#### INSTRUCTIONS FOR THE TASK:
Reproduce all entries precisely as they are written.

#### RECORDED INFORMATION:
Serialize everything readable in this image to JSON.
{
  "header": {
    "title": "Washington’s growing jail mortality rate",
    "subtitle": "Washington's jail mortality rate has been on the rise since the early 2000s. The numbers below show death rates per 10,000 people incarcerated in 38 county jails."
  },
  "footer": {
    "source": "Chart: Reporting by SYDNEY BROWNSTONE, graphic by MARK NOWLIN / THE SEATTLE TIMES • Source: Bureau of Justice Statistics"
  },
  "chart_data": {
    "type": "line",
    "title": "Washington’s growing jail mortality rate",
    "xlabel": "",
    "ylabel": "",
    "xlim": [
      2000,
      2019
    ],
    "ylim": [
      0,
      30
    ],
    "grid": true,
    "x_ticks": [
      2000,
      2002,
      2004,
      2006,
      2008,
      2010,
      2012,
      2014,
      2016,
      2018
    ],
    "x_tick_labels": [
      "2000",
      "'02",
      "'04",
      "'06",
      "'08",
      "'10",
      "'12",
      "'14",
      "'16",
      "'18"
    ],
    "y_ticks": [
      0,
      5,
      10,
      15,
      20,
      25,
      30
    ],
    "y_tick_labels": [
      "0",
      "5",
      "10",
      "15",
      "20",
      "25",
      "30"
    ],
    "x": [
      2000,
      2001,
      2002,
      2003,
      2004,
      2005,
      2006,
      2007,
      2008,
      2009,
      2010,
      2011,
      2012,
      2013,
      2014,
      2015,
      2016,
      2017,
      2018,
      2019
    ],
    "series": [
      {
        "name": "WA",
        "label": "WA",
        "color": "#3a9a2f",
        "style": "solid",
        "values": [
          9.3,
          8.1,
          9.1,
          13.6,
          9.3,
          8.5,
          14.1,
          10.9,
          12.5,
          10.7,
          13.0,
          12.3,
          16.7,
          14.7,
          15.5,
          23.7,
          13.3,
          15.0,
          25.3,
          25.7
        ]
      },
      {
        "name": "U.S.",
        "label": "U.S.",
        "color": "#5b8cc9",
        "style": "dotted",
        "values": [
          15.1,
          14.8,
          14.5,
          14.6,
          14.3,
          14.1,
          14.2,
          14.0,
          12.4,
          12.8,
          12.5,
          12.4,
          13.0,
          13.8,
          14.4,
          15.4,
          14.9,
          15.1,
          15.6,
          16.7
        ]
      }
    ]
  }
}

#### RESULT BELOW:
Serialize everything readable in this image to JSON.
{
  "header": {
    "title": "Washington’s growing jail mortality rate",
    "subtitle": "Washington's jail mortality rate has been on the rise since the early 2000s. The numbers below show death rates per 10,000 people incarcerated in 38 county jails."
  },
  "footer": {
    "source": "Chart: Reporting by SYDNEY BROWNSTONE, graphic by MARK NOWLIN / THE SEATTLE TIMES • Source: Bureau of Justice Statistics"
  },
  "chart_data": {
    "type": "line",
    "title": "Washington’s growing jail mortality rate",
    "xlabel": "",
    "ylabel": "",
    "xlim": [
      2000,
      2019
    ],
    "ylim": [
      0,
      30
    ],
    "grid": true,
    "x_ticks": [
      2000,
      2002,
      2004,
      2006,
      2008,
      2010,
      2012,
      2014,
      2016,
      2018
    ],
    "x_tick_labels": [
      "2000",
      "'02",
      "'04",
      "'06",
      "'08",
      "'10",
      "'12",
      "'14",
      "'16",
      "'18"
    ],
    "y_ticks": [
      0,
      5,
      10,
      15,
      20,
      25,
      30
    ],
    "y_tick_labels": [
      "0",
      "5",
      "10",
      "15",
      "20",
      "25",
      "30"
    ],
    "x": [
      2000,
      2001,
      2002,
      2003,
      2004,
      2005,
      2006,
      2007,
      2008,
      2009,
      2010,
      2011,
      2012,
      2013,
      2014,
      2015,
      2016,
      2017,
      2018,
      2019
    ],
    "series": [
      {
        "name": "WA",
        "label": "WA",
        "color": "#3a9a2f",
        "style": "solid",
        "values": [
          9.3,
          8.1,
          9.1,
          13.6,
          9.3,
          8.5,
          14.1,
          10.9,
          12.5,
          10.7,
          13.0,
          12.3,
          16.7,
          14.7,
          15.5,
          23.7,
          13.3,
          15.0,
          25.3,
          25.7
        ]
      },
      {
        "name": "U.S.",
        "label": "U.S.",
        "color": "#5b8cc9",
        "style": "dotted",
        "values": [
          15.1,
          14.8,
          14.5,
          14.6,
          14.3,
          14.1,
          14.2,
          14.0,
          12.4,
          12.8,
          12.5,
          12.4,
          13.0,
          13.8,
          14.4,
          15.4,
          14.9,
          15.1,
          15.6,
          16.7
        ]
      }
    ]
  }
}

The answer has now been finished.